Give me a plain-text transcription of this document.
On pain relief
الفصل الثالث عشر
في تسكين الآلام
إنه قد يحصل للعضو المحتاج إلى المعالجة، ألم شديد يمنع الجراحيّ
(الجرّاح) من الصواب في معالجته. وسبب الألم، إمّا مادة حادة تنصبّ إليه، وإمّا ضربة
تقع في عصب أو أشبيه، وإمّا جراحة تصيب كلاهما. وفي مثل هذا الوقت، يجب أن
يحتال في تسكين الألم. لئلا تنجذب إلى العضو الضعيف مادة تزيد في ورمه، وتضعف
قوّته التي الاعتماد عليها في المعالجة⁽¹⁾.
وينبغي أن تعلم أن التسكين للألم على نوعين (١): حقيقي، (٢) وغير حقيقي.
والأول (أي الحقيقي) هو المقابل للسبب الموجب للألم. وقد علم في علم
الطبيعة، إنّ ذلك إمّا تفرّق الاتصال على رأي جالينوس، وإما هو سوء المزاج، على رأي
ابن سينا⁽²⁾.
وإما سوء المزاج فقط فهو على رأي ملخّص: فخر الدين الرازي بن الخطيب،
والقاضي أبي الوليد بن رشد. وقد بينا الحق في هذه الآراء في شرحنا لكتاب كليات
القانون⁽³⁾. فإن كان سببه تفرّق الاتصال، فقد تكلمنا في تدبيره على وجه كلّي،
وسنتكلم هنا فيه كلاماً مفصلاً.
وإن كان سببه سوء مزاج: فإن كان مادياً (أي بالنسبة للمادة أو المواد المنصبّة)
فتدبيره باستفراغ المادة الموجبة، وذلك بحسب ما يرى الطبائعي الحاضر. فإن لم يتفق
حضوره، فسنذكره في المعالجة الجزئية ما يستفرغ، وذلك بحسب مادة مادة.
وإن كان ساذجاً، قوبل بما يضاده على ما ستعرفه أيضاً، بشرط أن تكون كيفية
+ + + +
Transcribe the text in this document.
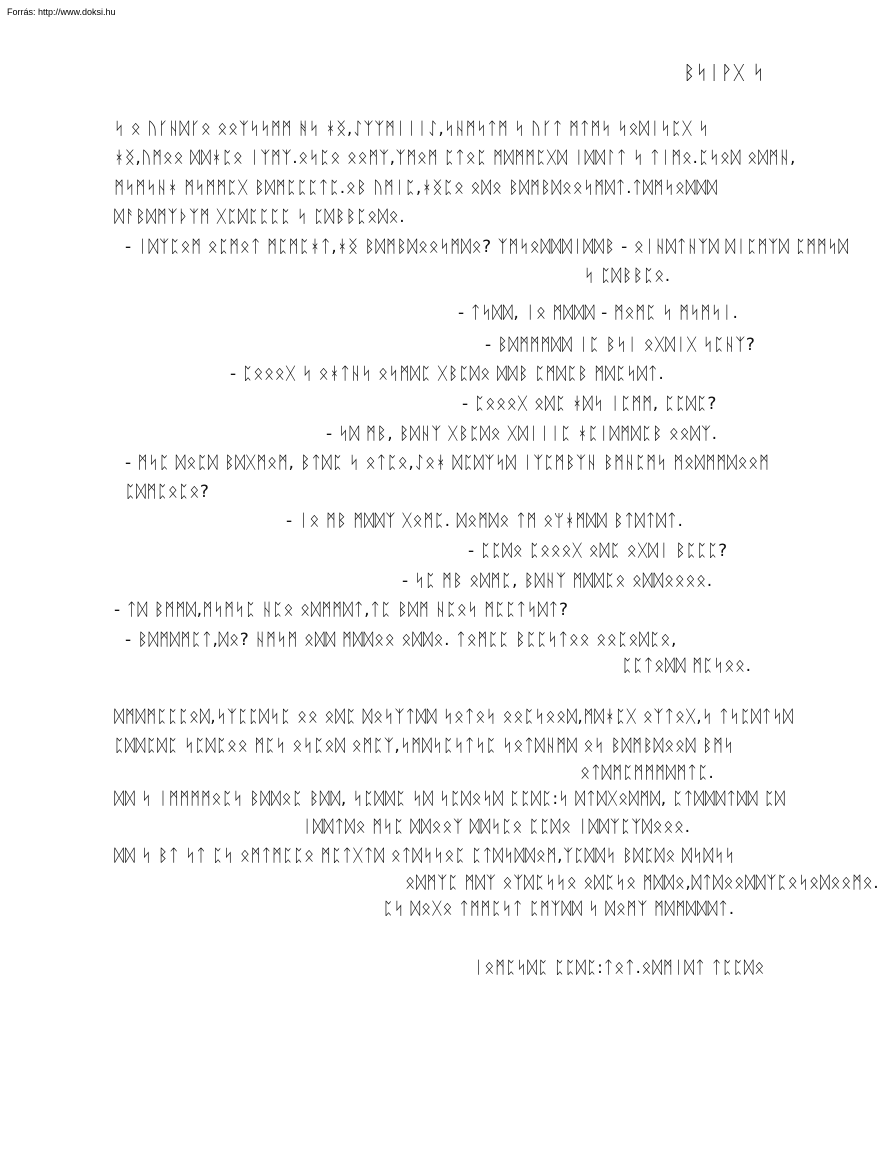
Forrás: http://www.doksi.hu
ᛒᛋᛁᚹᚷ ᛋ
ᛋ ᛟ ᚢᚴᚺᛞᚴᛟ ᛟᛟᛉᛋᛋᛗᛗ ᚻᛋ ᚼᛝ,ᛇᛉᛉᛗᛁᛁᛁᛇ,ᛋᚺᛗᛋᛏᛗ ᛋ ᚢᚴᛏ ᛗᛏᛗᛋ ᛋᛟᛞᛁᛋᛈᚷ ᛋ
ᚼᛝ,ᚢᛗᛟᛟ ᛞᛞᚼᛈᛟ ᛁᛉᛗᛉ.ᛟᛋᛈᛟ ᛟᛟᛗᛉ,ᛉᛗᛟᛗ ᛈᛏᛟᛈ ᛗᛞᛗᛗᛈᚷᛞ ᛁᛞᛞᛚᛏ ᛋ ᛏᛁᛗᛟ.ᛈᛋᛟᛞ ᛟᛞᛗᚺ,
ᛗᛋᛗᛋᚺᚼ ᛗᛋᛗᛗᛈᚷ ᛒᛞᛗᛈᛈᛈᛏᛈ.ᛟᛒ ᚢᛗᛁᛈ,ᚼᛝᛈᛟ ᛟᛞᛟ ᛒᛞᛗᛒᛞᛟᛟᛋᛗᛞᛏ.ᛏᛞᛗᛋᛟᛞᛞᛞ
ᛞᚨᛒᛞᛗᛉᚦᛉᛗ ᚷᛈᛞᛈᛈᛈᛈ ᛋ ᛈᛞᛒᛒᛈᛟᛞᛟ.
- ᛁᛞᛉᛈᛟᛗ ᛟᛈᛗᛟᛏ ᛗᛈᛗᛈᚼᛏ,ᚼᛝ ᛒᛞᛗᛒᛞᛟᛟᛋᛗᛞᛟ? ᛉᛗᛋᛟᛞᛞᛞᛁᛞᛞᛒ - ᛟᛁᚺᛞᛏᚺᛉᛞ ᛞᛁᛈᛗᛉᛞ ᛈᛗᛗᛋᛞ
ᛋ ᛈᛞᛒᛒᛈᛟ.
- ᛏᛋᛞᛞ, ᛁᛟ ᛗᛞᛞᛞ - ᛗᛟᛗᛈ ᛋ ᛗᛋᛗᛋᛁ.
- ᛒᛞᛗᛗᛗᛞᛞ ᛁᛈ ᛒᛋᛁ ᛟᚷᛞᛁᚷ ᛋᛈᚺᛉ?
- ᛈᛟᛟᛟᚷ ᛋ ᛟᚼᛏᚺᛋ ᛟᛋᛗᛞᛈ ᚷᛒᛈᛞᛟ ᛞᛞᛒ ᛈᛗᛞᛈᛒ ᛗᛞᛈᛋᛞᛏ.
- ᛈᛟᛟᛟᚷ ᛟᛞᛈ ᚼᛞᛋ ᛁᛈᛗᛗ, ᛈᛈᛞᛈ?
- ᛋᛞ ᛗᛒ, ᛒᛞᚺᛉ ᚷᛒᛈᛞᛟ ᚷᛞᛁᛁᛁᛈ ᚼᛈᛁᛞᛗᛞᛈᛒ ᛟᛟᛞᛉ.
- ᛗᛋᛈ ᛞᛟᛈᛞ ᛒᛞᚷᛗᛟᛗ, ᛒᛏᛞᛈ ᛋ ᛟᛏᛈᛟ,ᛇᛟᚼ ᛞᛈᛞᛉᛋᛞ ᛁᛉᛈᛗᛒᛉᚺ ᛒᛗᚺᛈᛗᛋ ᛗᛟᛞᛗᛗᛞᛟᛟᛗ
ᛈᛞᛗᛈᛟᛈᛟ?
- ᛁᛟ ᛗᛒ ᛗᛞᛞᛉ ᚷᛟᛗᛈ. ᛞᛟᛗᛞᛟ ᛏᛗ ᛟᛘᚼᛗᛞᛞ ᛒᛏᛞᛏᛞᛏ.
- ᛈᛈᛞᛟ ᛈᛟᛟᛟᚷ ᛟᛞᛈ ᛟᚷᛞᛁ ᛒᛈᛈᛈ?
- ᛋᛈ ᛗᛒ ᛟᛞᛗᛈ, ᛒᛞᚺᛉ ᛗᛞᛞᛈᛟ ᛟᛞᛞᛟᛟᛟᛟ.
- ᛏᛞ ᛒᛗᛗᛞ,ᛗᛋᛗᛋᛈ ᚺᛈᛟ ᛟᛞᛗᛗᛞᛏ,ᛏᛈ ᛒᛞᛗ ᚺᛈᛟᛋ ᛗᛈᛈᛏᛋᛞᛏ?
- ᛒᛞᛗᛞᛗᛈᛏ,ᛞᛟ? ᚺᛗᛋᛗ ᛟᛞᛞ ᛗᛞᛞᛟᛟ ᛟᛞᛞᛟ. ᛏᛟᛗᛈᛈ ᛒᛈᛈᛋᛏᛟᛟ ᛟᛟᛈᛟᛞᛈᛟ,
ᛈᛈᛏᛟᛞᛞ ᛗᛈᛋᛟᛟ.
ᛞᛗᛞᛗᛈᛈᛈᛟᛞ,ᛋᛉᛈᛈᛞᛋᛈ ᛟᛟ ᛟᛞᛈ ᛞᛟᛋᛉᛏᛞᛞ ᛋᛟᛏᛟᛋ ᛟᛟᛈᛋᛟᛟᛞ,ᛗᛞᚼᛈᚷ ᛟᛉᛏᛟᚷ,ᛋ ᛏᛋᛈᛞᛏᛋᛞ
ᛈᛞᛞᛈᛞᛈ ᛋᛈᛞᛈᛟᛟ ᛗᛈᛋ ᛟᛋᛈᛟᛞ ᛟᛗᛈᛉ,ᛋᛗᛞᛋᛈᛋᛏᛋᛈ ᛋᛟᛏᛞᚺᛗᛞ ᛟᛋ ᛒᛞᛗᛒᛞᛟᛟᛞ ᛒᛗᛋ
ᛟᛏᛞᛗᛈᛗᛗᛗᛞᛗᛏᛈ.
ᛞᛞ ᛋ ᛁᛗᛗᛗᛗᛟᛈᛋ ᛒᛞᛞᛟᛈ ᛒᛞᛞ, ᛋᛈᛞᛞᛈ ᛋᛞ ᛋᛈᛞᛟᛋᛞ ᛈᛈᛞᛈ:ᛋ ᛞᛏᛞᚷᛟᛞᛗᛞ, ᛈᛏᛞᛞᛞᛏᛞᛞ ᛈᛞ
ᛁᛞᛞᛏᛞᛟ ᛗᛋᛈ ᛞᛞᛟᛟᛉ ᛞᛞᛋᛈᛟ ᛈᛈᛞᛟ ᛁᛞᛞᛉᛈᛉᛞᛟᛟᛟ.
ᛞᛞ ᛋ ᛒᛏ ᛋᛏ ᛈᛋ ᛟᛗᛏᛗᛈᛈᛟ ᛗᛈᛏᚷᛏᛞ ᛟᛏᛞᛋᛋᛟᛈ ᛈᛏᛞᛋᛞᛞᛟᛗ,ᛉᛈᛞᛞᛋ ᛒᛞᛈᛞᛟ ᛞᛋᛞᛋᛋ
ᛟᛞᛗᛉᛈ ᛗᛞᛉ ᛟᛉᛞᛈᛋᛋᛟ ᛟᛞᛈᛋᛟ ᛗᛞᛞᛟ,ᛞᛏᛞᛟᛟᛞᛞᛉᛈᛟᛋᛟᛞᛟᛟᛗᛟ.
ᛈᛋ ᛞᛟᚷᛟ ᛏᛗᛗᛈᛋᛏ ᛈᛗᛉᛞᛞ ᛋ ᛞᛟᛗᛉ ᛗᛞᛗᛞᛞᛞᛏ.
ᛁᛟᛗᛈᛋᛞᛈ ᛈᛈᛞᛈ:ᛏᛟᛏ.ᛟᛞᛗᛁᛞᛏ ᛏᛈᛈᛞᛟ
+ + + +
Go through the records. Copy each line where "وإما" appears.

# [Exercise response]
الطبيعة، إنّ ذلك إمّا تفرّق الاتصال على رأي جالينوس، وإما هو سوء المزاج، على رأي
وإما سوء المزاج فقط فهو على رأي ملخّص: فخر الدين الرازي بن الخطيب،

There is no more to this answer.